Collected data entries
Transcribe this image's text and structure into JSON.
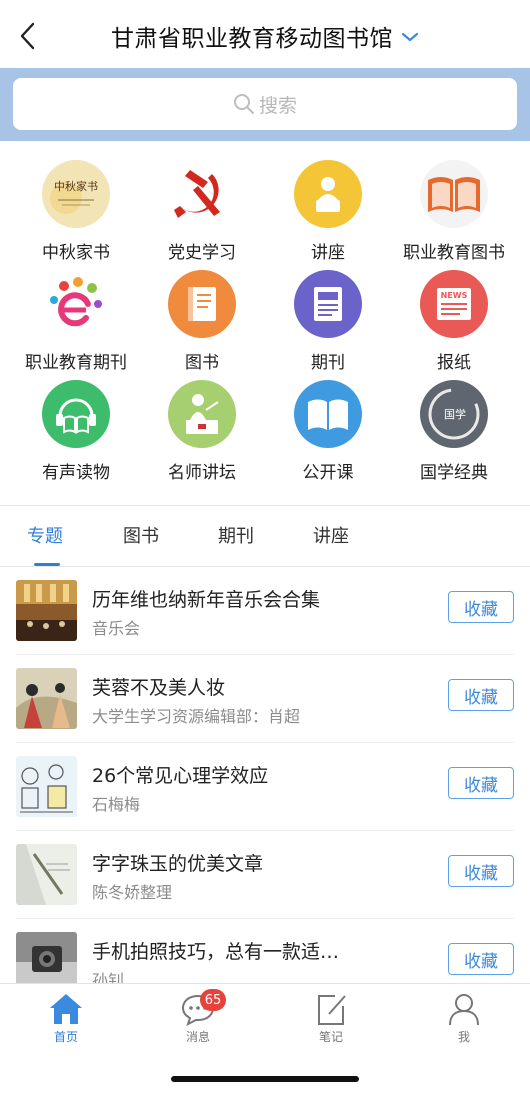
{
  "header": {
    "title": "甘肃省职业教育移动图书馆"
  },
  "search": {
    "placeholder": "搜索"
  },
  "colors": {
    "accent": "#2f7fd6",
    "search_band": "#a7c3e6",
    "badge": "#e8423c"
  },
  "categories": [
    {
      "label": "中秋家书",
      "icon": "mid-autumn-letter-icon",
      "icon_text": "中秋家书"
    },
    {
      "label": "党史学习",
      "icon": "hammer-sickle-icon"
    },
    {
      "label": "讲座",
      "icon": "lecture-icon"
    },
    {
      "label": "职业教育图书",
      "icon": "open-book-icon"
    },
    {
      "label": "职业教育期刊",
      "icon": "journal-logo-icon"
    },
    {
      "label": "图书",
      "icon": "book-icon"
    },
    {
      "label": "期刊",
      "icon": "magazine-icon"
    },
    {
      "label": "报纸",
      "icon": "newspaper-icon",
      "icon_text": "NEWS"
    },
    {
      "label": "有声读物",
      "icon": "audiobook-icon"
    },
    {
      "label": "名师讲坛",
      "icon": "teacher-icon"
    },
    {
      "label": "公开课",
      "icon": "open-course-icon"
    },
    {
      "label": "国学经典",
      "icon": "chinese-classics-icon",
      "icon_text": "国学"
    }
  ],
  "tabs": [
    "专题",
    "图书",
    "期刊",
    "讲座"
  ],
  "list": [
    {
      "title": "历年维也纳新年音乐会合集",
      "subtitle": "音乐会",
      "button": "收藏"
    },
    {
      "title": "芙蓉不及美人妆",
      "subtitle": "大学生学习资源编辑部：肖超",
      "button": "收藏"
    },
    {
      "title": "26个常见心理学效应",
      "subtitle": "石梅梅",
      "button": "收藏"
    },
    {
      "title": "字字珠玉的优美文章",
      "subtitle": "陈冬娇整理",
      "button": "收藏"
    },
    {
      "title": "手机拍照技巧，总有一款适…",
      "subtitle": "孙钊",
      "button": "收藏"
    }
  ],
  "bottom_nav": [
    {
      "label": "首页",
      "icon": "home-icon"
    },
    {
      "label": "消息",
      "icon": "message-icon",
      "badge": "65"
    },
    {
      "label": "笔记",
      "icon": "note-icon"
    },
    {
      "label": "我",
      "icon": "profile-icon"
    }
  ]
}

Given exercise:
Select the lines from the entries that include the word "open".

Written reply:
      "icon": "open-book-icon"
      "icon": "open-course-icon"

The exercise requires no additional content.